» **The exercise**
Reproduce this listing in full.

» **Rows**
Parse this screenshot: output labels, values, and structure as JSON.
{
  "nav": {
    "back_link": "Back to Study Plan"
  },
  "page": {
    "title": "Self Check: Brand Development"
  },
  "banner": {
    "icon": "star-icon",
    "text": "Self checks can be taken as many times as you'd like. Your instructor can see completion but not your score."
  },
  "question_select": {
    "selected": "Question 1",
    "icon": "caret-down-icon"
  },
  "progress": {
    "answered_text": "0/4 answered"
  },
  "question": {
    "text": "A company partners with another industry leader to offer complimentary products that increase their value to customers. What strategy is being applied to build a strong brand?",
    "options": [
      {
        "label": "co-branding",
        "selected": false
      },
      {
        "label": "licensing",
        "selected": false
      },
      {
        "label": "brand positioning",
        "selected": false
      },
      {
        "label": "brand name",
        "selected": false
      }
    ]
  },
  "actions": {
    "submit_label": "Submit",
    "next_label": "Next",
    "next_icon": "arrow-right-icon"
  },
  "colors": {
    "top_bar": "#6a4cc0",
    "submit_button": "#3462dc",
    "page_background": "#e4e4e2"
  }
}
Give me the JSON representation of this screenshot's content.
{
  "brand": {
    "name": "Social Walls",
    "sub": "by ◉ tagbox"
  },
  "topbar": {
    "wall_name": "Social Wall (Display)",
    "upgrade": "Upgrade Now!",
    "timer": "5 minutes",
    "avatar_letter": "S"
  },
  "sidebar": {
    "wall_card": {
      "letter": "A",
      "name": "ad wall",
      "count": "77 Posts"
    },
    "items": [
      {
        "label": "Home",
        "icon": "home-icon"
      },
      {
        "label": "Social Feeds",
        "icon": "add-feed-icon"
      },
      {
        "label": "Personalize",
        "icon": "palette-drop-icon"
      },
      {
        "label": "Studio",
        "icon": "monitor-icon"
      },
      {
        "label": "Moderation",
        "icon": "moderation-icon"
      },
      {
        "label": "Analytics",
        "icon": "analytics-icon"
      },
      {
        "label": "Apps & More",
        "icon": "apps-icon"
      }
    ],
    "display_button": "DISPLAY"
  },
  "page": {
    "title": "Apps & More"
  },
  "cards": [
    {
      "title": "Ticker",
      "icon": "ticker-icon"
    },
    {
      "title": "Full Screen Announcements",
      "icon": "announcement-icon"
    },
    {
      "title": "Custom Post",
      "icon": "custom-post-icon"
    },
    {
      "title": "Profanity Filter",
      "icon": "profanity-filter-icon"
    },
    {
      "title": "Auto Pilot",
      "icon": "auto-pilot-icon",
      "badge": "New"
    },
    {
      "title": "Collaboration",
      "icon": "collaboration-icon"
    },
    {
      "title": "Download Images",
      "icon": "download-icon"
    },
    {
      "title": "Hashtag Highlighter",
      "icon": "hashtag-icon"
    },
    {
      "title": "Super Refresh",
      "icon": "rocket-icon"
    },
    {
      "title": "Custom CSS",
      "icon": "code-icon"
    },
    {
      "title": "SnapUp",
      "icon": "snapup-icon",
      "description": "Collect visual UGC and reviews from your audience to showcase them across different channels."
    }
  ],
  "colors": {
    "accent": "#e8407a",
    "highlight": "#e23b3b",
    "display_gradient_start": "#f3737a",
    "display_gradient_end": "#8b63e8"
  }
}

» **Solution for this task**
Parse this screenshot: output labels, values, and structure as JSON.
{
  "nav": {
    "back_link": "Back to Study Plan"
  },
  "page": {
    "title": "Self Check: Brand Development"
  },
  "banner": {
    "icon": "star-icon",
    "text": "Self checks can be taken as many times as you'd like. Your instructor can see completion but not your score."
  },
  "question_select": {
    "selected": "Question 1",
    "icon": "caret-down-icon"
  },
  "progress": {
    "answered_text": "0/4 answered"
  },
  "question": {
    "text": "A company partners with another industry leader to offer complimentary products that increase their value to customers. What strategy is being applied to build a strong brand?",
    "options": [
      {
        "label": "co-branding",
        "selected": false
      },
      {
        "label": "licensing",
        "selected": false
      },
      {
        "label": "brand positioning",
        "selected": false
      },
      {
        "label": "brand name",
        "selected": false
      }
    ]
  },
  "actions": {
    "submit_label": "Submit",
    "next_label": "Next",
    "next_icon": "arrow-right-icon"
  },
  "colors": {
    "top_bar": "#6a4cc0",
    "submit_button": "#3462dc",
    "page_background": "#e4e4e2"
  }
}
Give me the JSON representation of this screenshot's content.
{
  "brand": {
    "name": "Social Walls",
    "sub": "by ◉ tagbox"
  },
  "topbar": {
    "wall_name": "Social Wall (Display)",
    "upgrade": "Upgrade Now!",
    "timer": "5 minutes",
    "avatar_letter": "S"
  },
  "sidebar": {
    "wall_card": {
      "letter": "A",
      "name": "ad wall",
      "count": "77 Posts"
    },
    "items": [
      {
        "label": "Home",
        "icon": "home-icon"
      },
      {
        "label": "Social Feeds",
        "icon": "add-feed-icon"
      },
      {
        "label": "Personalize",
        "icon": "palette-drop-icon"
      },
      {
        "label": "Studio",
        "icon": "monitor-icon"
      },
      {
        "label": "Moderation",
        "icon": "moderation-icon"
      },
      {
        "label": "Analytics",
        "icon": "analytics-icon"
      },
      {
        "label": "Apps & More",
        "icon": "apps-icon"
      }
    ],
    "display_button": "DISPLAY"
  },
  "page": {
    "title": "Apps & More"
  },
  "cards": [
    {
      "title": "Ticker",
      "icon": "ticker-icon"
    },
    {
      "title": "Full Screen Announcements",
      "icon": "announcement-icon"
    },
    {
      "title": "Custom Post",
      "icon": "custom-post-icon"
    },
    {
      "title": "Profanity Filter",
      "icon": "profanity-filter-icon"
    },
    {
      "title": "Auto Pilot",
      "icon": "auto-pilot-icon",
      "badge": "New"
    },
    {
      "title": "Collaboration",
      "icon": "collaboration-icon"
    },
    {
      "title": "Download Images",
      "icon": "download-icon"
    },
    {
      "title": "Hashtag Highlighter",
      "icon": "hashtag-icon"
    },
    {
      "title": "Super Refresh",
      "icon": "rocket-icon"
    },
    {
      "title": "Custom CSS",
      "icon": "code-icon"
    },
    {
      "title": "SnapUp",
      "icon": "snapup-icon",
      "description": "Collect visual UGC and reviews from your audience to showcase them across different channels."
    }
  ],
  "colors": {
    "accent": "#e8407a",
    "highlight": "#e23b3b",
    "display_gradient_start": "#f3737a",
    "display_gradient_end": "#8b63e8"
  }
}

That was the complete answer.